> [Objective]: Reproduce the data exactly and drop any pictures it holds.

(Dataset entries on figures)

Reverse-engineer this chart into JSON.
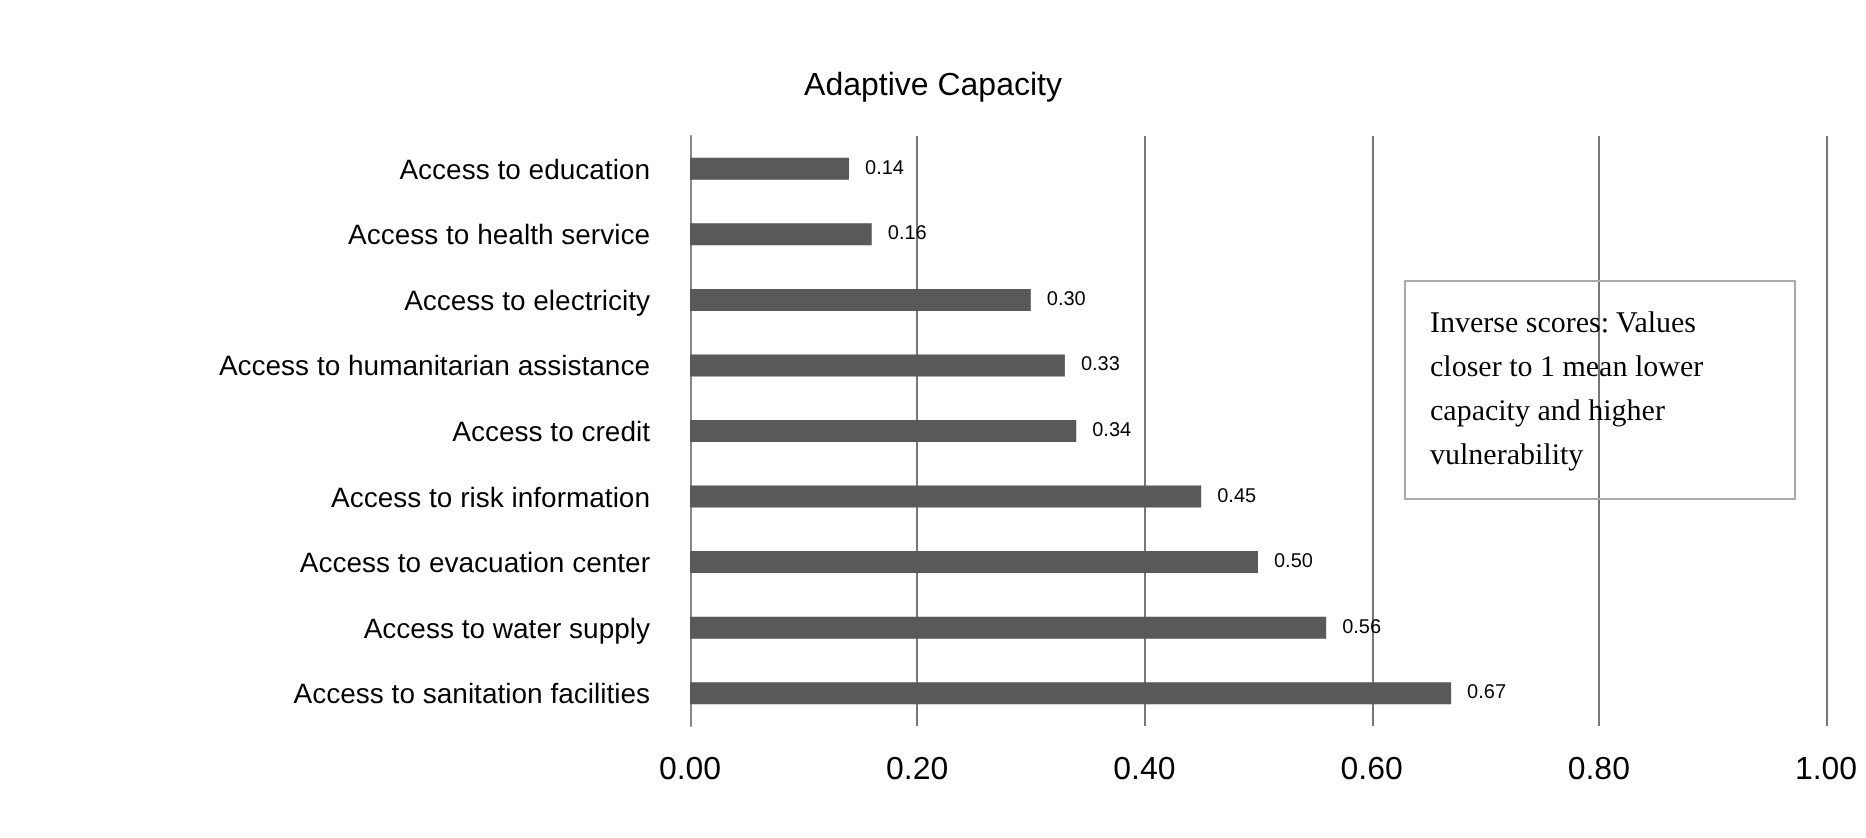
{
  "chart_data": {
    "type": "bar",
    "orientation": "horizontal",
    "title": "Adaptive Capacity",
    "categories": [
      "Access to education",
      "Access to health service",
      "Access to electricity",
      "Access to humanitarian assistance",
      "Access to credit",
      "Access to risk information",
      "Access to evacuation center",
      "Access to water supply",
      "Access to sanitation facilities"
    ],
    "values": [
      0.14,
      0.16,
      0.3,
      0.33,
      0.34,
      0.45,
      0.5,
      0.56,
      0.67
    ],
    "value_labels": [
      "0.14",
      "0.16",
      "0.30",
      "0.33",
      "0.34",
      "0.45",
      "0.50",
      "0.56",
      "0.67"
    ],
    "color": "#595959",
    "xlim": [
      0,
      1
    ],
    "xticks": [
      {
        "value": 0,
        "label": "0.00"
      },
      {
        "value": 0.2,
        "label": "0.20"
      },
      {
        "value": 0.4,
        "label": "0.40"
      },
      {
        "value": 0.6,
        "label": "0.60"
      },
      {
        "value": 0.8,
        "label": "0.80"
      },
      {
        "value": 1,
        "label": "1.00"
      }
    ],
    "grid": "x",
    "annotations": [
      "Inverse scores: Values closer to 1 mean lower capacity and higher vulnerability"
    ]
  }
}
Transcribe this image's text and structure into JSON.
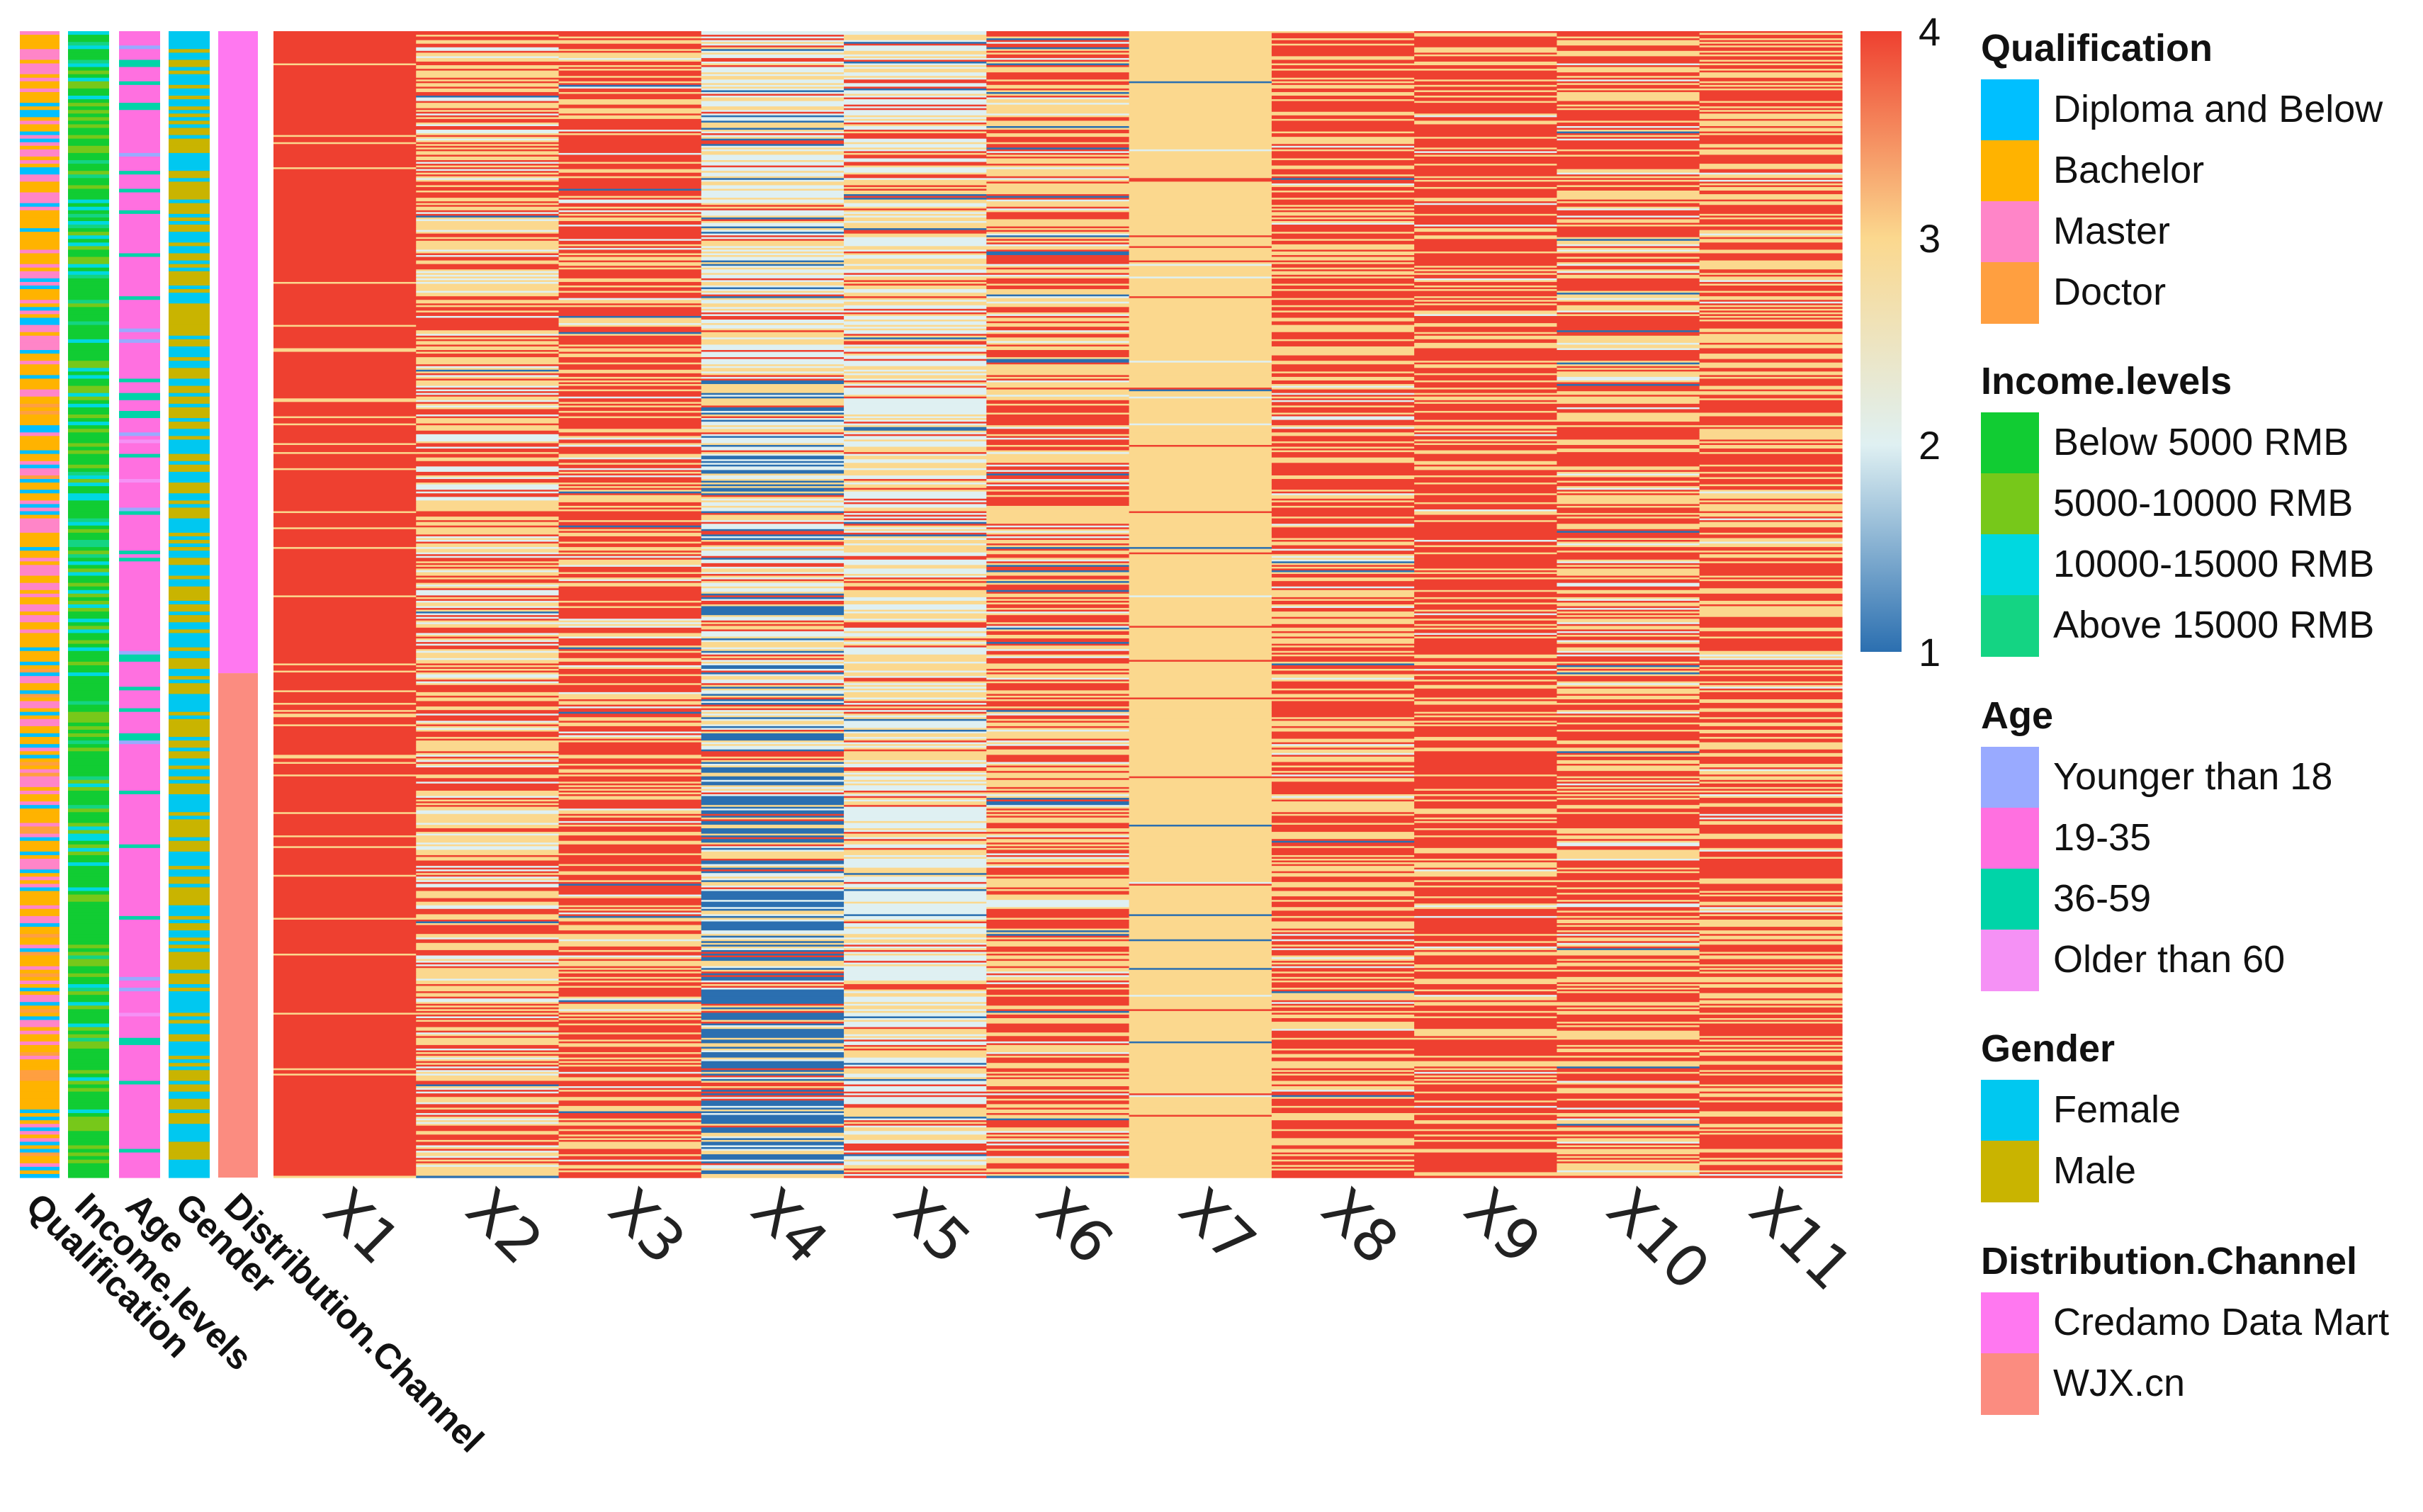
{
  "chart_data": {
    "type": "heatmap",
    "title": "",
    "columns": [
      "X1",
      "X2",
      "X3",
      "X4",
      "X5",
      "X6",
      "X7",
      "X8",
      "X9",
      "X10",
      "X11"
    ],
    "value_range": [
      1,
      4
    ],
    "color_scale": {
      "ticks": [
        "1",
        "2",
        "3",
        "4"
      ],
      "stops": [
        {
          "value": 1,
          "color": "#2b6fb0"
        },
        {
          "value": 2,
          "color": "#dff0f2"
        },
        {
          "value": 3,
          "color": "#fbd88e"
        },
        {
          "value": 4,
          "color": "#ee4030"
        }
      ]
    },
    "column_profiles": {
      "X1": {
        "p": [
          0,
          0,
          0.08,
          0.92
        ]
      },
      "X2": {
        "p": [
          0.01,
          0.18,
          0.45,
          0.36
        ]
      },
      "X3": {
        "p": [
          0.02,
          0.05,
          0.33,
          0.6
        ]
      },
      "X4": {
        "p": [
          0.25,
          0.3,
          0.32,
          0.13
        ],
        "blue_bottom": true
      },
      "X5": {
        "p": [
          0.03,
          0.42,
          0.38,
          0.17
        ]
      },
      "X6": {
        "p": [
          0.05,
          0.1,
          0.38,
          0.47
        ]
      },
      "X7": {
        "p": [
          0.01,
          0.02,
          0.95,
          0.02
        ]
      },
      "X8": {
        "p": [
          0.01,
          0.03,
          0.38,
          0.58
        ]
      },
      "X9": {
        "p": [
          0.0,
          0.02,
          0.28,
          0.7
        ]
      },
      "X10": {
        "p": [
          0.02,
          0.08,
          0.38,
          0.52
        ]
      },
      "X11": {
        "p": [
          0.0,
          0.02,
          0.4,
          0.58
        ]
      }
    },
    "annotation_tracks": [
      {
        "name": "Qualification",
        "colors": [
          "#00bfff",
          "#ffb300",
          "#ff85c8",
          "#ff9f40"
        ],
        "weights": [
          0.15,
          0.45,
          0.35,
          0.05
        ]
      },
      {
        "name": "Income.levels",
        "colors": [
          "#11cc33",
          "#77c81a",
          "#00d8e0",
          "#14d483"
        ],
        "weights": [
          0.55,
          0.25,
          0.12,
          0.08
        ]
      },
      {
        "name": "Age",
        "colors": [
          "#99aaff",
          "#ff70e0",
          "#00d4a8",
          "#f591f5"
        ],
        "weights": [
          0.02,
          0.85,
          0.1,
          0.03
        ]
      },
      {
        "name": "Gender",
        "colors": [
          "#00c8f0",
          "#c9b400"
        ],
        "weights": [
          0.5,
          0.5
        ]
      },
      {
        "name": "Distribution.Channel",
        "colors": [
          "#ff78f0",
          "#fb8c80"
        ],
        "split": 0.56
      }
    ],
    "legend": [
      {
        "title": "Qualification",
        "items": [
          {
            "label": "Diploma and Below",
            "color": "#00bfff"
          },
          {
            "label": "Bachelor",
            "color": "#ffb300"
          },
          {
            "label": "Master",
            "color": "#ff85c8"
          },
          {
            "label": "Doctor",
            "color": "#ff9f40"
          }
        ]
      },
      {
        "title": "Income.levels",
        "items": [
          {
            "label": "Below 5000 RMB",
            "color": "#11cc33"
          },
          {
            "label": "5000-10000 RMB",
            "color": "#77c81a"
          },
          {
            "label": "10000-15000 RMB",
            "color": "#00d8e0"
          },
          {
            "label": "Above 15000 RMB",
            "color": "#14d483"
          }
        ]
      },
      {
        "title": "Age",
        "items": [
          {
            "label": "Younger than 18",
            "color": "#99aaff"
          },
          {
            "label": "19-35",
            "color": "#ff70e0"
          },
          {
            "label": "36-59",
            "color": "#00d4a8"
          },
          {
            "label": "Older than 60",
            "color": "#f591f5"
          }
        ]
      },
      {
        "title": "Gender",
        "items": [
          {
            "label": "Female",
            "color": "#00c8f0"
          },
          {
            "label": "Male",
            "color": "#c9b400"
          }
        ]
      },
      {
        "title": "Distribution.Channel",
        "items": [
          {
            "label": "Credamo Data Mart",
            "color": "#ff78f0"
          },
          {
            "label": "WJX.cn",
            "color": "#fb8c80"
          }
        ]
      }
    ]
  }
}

> [Finished exercise]:
Reverse-engineer this chart into JSON.
{
  "chart_data": {
    "type": "bar",
    "orientation": "horizontal",
    "title": "Adaptive Capacity",
    "categories": [
      "Access to education",
      "Access to health service",
      "Access to electricity",
      "Access to humanitarian assistance",
      "Access to credit",
      "Access to risk information",
      "Access to evacuation center",
      "Access to water supply",
      "Access to sanitation facilities"
    ],
    "values": [
      0.14,
      0.16,
      0.3,
      0.33,
      0.34,
      0.45,
      0.5,
      0.56,
      0.67
    ],
    "value_labels": [
      "0.14",
      "0.16",
      "0.30",
      "0.33",
      "0.34",
      "0.45",
      "0.50",
      "0.56",
      "0.67"
    ],
    "color": "#595959",
    "xlim": [
      0,
      1
    ],
    "xticks": [
      {
        "value": 0,
        "label": "0.00"
      },
      {
        "value": 0.2,
        "label": "0.20"
      },
      {
        "value": 0.4,
        "label": "0.40"
      },
      {
        "value": 0.6,
        "label": "0.60"
      },
      {
        "value": 0.8,
        "label": "0.80"
      },
      {
        "value": 1,
        "label": "1.00"
      }
    ],
    "grid": "x",
    "annotations": [
      "Inverse scores: Values closer to 1 mean lower capacity and higher vulnerability"
    ]
  }
}
Transcribe this image's text and structure into JSON.
{
  "chart_data": {
    "type": "heatmap",
    "title": "",
    "columns": [
      "X1",
      "X2",
      "X3",
      "X4",
      "X5",
      "X6",
      "X7",
      "X8",
      "X9",
      "X10",
      "X11"
    ],
    "value_range": [
      1,
      4
    ],
    "color_scale": {
      "ticks": [
        "1",
        "2",
        "3",
        "4"
      ],
      "stops": [
        {
          "value": 1,
          "color": "#2b6fb0"
        },
        {
          "value": 2,
          "color": "#dff0f2"
        },
        {
          "value": 3,
          "color": "#fbd88e"
        },
        {
          "value": 4,
          "color": "#ee4030"
        }
      ]
    },
    "column_profiles": {
      "X1": {
        "p": [
          0,
          0,
          0.08,
          0.92
        ]
      },
      "X2": {
        "p": [
          0.01,
          0.18,
          0.45,
          0.36
        ]
      },
      "X3": {
        "p": [
          0.02,
          0.05,
          0.33,
          0.6
        ]
      },
      "X4": {
        "p": [
          0.25,
          0.3,
          0.32,
          0.13
        ],
        "blue_bottom": true
      },
      "X5": {
        "p": [
          0.03,
          0.42,
          0.38,
          0.17
        ]
      },
      "X6": {
        "p": [
          0.05,
          0.1,
          0.38,
          0.47
        ]
      },
      "X7": {
        "p": [
          0.01,
          0.02,
          0.95,
          0.02
        ]
      },
      "X8": {
        "p": [
          0.01,
          0.03,
          0.38,
          0.58
        ]
      },
      "X9": {
        "p": [
          0.0,
          0.02,
          0.28,
          0.7
        ]
      },
      "X10": {
        "p": [
          0.02,
          0.08,
          0.38,
          0.52
        ]
      },
      "X11": {
        "p": [
          0.0,
          0.02,
          0.4,
          0.58
        ]
      }
    },
    "annotation_tracks": [
      {
        "name": "Qualification",
        "colors": [
          "#00bfff",
          "#ffb300",
          "#ff85c8",
          "#ff9f40"
        ],
        "weights": [
          0.15,
          0.45,
          0.35,
          0.05
        ]
      },
      {
        "name": "Income.levels",
        "colors": [
          "#11cc33",
          "#77c81a",
          "#00d8e0",
          "#14d483"
        ],
        "weights": [
          0.55,
          0.25,
          0.12,
          0.08
        ]
      },
      {
        "name": "Age",
        "colors": [
          "#99aaff",
          "#ff70e0",
          "#00d4a8",
          "#f591f5"
        ],
        "weights": [
          0.02,
          0.85,
          0.1,
          0.03
        ]
      },
      {
        "name": "Gender",
        "colors": [
          "#00c8f0",
          "#c9b400"
        ],
        "weights": [
          0.5,
          0.5
        ]
      },
      {
        "name": "Distribution.Channel",
        "colors": [
          "#ff78f0",
          "#fb8c80"
        ],
        "split": 0.56
      }
    ],
    "legend": [
      {
        "title": "Qualification",
        "items": [
          {
            "label": "Diploma and Below",
            "color": "#00bfff"
          },
          {
            "label": "Bachelor",
            "color": "#ffb300"
          },
          {
            "label": "Master",
            "color": "#ff85c8"
          },
          {
            "label": "Doctor",
            "color": "#ff9f40"
          }
        ]
      },
      {
        "title": "Income.levels",
        "items": [
          {
            "label": "Below 5000 RMB",
            "color": "#11cc33"
          },
          {
            "label": "5000-10000 RMB",
            "color": "#77c81a"
          },
          {
            "label": "10000-15000 RMB",
            "color": "#00d8e0"
          },
          {
            "label": "Above 15000 RMB",
            "color": "#14d483"
          }
        ]
      },
      {
        "title": "Age",
        "items": [
          {
            "label": "Younger than 18",
            "color": "#99aaff"
          },
          {
            "label": "19-35",
            "color": "#ff70e0"
          },
          {
            "label": "36-59",
            "color": "#00d4a8"
          },
          {
            "label": "Older than 60",
            "color": "#f591f5"
          }
        ]
      },
      {
        "title": "Gender",
        "items": [
          {
            "label": "Female",
            "color": "#00c8f0"
          },
          {
            "label": "Male",
            "color": "#c9b400"
          }
        ]
      },
      {
        "title": "Distribution.Channel",
        "items": [
          {
            "label": "Credamo Data Mart",
            "color": "#ff78f0"
          },
          {
            "label": "WJX.cn",
            "color": "#fb8c80"
          }
        ]
      }
    ]
  }
}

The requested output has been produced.